# TO DO
Extract the full set of records that follows, word for word.

○ ○ ○ ○ ○

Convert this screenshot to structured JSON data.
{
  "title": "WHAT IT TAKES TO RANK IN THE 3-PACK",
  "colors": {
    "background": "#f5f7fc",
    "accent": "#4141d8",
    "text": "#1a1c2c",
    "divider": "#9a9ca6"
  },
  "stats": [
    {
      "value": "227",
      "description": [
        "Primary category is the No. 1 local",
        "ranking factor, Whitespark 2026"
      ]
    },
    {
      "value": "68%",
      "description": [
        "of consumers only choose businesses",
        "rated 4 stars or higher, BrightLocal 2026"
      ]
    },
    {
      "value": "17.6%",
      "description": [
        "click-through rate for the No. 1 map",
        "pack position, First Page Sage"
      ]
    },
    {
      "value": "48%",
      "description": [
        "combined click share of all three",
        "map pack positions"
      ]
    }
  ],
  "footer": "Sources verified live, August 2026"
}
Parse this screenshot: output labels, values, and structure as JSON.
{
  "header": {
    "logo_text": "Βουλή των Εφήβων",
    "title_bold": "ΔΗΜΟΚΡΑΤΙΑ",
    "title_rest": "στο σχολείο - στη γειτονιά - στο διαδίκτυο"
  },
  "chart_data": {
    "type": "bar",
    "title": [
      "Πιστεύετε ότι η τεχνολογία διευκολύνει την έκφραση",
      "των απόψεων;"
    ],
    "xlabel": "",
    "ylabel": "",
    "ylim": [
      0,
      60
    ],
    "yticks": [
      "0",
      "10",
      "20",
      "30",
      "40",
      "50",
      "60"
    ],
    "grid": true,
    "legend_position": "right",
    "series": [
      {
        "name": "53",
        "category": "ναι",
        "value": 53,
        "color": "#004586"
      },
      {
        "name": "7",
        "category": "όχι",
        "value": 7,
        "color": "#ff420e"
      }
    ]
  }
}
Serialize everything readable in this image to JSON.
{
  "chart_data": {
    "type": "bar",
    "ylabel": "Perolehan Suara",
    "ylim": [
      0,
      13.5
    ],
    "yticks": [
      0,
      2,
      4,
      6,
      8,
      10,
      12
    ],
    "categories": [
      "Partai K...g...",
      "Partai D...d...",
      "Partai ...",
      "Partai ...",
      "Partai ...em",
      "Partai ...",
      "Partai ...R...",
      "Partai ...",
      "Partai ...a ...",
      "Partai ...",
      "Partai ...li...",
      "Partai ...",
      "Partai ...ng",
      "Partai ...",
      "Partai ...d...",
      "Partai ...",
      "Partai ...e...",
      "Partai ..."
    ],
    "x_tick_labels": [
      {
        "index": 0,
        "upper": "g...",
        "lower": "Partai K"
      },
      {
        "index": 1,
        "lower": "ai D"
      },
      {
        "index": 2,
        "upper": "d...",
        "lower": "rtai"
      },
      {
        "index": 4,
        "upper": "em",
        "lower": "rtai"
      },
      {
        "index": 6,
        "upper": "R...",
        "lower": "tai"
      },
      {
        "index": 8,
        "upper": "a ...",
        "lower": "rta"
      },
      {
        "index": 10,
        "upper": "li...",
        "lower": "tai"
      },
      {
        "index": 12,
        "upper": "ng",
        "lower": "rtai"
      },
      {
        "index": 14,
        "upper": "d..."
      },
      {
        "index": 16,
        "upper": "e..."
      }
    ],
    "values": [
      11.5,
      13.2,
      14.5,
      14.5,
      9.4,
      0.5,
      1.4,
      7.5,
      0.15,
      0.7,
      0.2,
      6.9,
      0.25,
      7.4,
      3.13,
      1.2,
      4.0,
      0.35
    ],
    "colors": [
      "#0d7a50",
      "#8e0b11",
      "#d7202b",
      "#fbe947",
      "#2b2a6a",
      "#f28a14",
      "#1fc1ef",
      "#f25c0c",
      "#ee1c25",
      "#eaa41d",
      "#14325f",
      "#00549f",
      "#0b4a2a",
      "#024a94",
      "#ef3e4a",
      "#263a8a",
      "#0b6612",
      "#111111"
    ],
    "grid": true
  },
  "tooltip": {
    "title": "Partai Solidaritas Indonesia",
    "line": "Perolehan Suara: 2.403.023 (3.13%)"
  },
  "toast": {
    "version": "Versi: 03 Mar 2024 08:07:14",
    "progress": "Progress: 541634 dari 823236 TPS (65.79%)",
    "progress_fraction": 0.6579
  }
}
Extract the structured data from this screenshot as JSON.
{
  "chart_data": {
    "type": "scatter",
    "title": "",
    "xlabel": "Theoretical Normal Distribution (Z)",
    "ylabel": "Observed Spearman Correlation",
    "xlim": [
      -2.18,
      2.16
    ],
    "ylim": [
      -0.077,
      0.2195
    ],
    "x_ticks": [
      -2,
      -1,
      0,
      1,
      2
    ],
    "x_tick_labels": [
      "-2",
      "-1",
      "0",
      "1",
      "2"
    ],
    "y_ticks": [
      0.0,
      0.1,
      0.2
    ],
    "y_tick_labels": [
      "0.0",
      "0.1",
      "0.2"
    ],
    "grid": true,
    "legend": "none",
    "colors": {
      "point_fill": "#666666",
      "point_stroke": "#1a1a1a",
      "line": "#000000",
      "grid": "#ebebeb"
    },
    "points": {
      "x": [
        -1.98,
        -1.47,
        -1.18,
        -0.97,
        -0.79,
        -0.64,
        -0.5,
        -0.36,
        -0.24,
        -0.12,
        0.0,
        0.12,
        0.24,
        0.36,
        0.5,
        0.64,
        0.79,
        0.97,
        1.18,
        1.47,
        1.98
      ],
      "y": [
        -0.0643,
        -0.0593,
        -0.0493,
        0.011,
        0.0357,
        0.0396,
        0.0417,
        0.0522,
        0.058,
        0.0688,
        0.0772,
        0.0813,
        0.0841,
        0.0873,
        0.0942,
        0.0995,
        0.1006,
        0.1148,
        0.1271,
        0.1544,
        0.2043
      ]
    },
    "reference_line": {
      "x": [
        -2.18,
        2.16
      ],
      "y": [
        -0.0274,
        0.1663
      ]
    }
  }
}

○ ○ ○ ○ ○

# PROBLEM SOLUTION
Convert this screenshot to structured JSON data.
{
  "title": "WHAT IT TAKES TO RANK IN THE 3-PACK",
  "colors": {
    "background": "#f5f7fc",
    "accent": "#4141d8",
    "text": "#1a1c2c",
    "divider": "#9a9ca6"
  },
  "stats": [
    {
      "value": "227",
      "description": [
        "Primary category is the No. 1 local",
        "ranking factor, Whitespark 2026"
      ]
    },
    {
      "value": "68%",
      "description": [
        "of consumers only choose businesses",
        "rated 4 stars or higher, BrightLocal 2026"
      ]
    },
    {
      "value": "17.6%",
      "description": [
        "click-through rate for the No. 1 map",
        "pack position, First Page Sage"
      ]
    },
    {
      "value": "48%",
      "description": [
        "combined click share of all three",
        "map pack positions"
      ]
    }
  ],
  "footer": "Sources verified live, August 2026"
}
Parse this screenshot: output labels, values, and structure as JSON.
{
  "header": {
    "logo_text": "Βουλή των Εφήβων",
    "title_bold": "ΔΗΜΟΚΡΑΤΙΑ",
    "title_rest": "στο σχολείο - στη γειτονιά - στο διαδίκτυο"
  },
  "chart_data": {
    "type": "bar",
    "title": [
      "Πιστεύετε ότι η τεχνολογία διευκολύνει την έκφραση",
      "των απόψεων;"
    ],
    "xlabel": "",
    "ylabel": "",
    "ylim": [
      0,
      60
    ],
    "yticks": [
      "0",
      "10",
      "20",
      "30",
      "40",
      "50",
      "60"
    ],
    "grid": true,
    "legend_position": "right",
    "series": [
      {
        "name": "53",
        "category": "ναι",
        "value": 53,
        "color": "#004586"
      },
      {
        "name": "7",
        "category": "όχι",
        "value": 7,
        "color": "#ff420e"
      }
    ]
  }
}
Serialize everything readable in this image to JSON.
{
  "chart_data": {
    "type": "bar",
    "ylabel": "Perolehan Suara",
    "ylim": [
      0,
      13.5
    ],
    "yticks": [
      0,
      2,
      4,
      6,
      8,
      10,
      12
    ],
    "categories": [
      "Partai K...g...",
      "Partai D...d...",
      "Partai ...",
      "Partai ...",
      "Partai ...em",
      "Partai ...",
      "Partai ...R...",
      "Partai ...",
      "Partai ...a ...",
      "Partai ...",
      "Partai ...li...",
      "Partai ...",
      "Partai ...ng",
      "Partai ...",
      "Partai ...d...",
      "Partai ...",
      "Partai ...e...",
      "Partai ..."
    ],
    "x_tick_labels": [
      {
        "index": 0,
        "upper": "g...",
        "lower": "Partai K"
      },
      {
        "index": 1,
        "lower": "ai D"
      },
      {
        "index": 2,
        "upper": "d...",
        "lower": "rtai"
      },
      {
        "index": 4,
        "upper": "em",
        "lower": "rtai"
      },
      {
        "index": 6,
        "upper": "R...",
        "lower": "tai"
      },
      {
        "index": 8,
        "upper": "a ...",
        "lower": "rta"
      },
      {
        "index": 10,
        "upper": "li...",
        "lower": "tai"
      },
      {
        "index": 12,
        "upper": "ng",
        "lower": "rtai"
      },
      {
        "index": 14,
        "upper": "d..."
      },
      {
        "index": 16,
        "upper": "e..."
      }
    ],
    "values": [
      11.5,
      13.2,
      14.5,
      14.5,
      9.4,
      0.5,
      1.4,
      7.5,
      0.15,
      0.7,
      0.2,
      6.9,
      0.25,
      7.4,
      3.13,
      1.2,
      4.0,
      0.35
    ],
    "colors": [
      "#0d7a50",
      "#8e0b11",
      "#d7202b",
      "#fbe947",
      "#2b2a6a",
      "#f28a14",
      "#1fc1ef",
      "#f25c0c",
      "#ee1c25",
      "#eaa41d",
      "#14325f",
      "#00549f",
      "#0b4a2a",
      "#024a94",
      "#ef3e4a",
      "#263a8a",
      "#0b6612",
      "#111111"
    ],
    "grid": true
  },
  "tooltip": {
    "title": "Partai Solidaritas Indonesia",
    "line": "Perolehan Suara: 2.403.023 (3.13%)"
  },
  "toast": {
    "version": "Versi: 03 Mar 2024 08:07:14",
    "progress": "Progress: 541634 dari 823236 TPS (65.79%)",
    "progress_fraction": 0.6579
  }
}
Extract the structured data from this screenshot as JSON.
{
  "chart_data": {
    "type": "scatter",
    "title": "",
    "xlabel": "Theoretical Normal Distribution (Z)",
    "ylabel": "Observed Spearman Correlation",
    "xlim": [
      -2.18,
      2.16
    ],
    "ylim": [
      -0.077,
      0.2195
    ],
    "x_ticks": [
      -2,
      -1,
      0,
      1,
      2
    ],
    "x_tick_labels": [
      "-2",
      "-1",
      "0",
      "1",
      "2"
    ],
    "y_ticks": [
      0.0,
      0.1,
      0.2
    ],
    "y_tick_labels": [
      "0.0",
      "0.1",
      "0.2"
    ],
    "grid": true,
    "legend": "none",
    "colors": {
      "point_fill": "#666666",
      "point_stroke": "#1a1a1a",
      "line": "#000000",
      "grid": "#ebebeb"
    },
    "points": {
      "x": [
        -1.98,
        -1.47,
        -1.18,
        -0.97,
        -0.79,
        -0.64,
        -0.5,
        -0.36,
        -0.24,
        -0.12,
        0.0,
        0.12,
        0.24,
        0.36,
        0.5,
        0.64,
        0.79,
        0.97,
        1.18,
        1.47,
        1.98
      ],
      "y": [
        -0.0643,
        -0.0593,
        -0.0493,
        0.011,
        0.0357,
        0.0396,
        0.0417,
        0.0522,
        0.058,
        0.0688,
        0.0772,
        0.0813,
        0.0841,
        0.0873,
        0.0942,
        0.0995,
        0.1006,
        0.1148,
        0.1271,
        0.1544,
        0.2043
      ]
    },
    "reference_line": {
      "x": [
        -2.18,
        2.16
      ],
      "y": [
        -0.0274,
        0.1663
      ]
    }
  }
}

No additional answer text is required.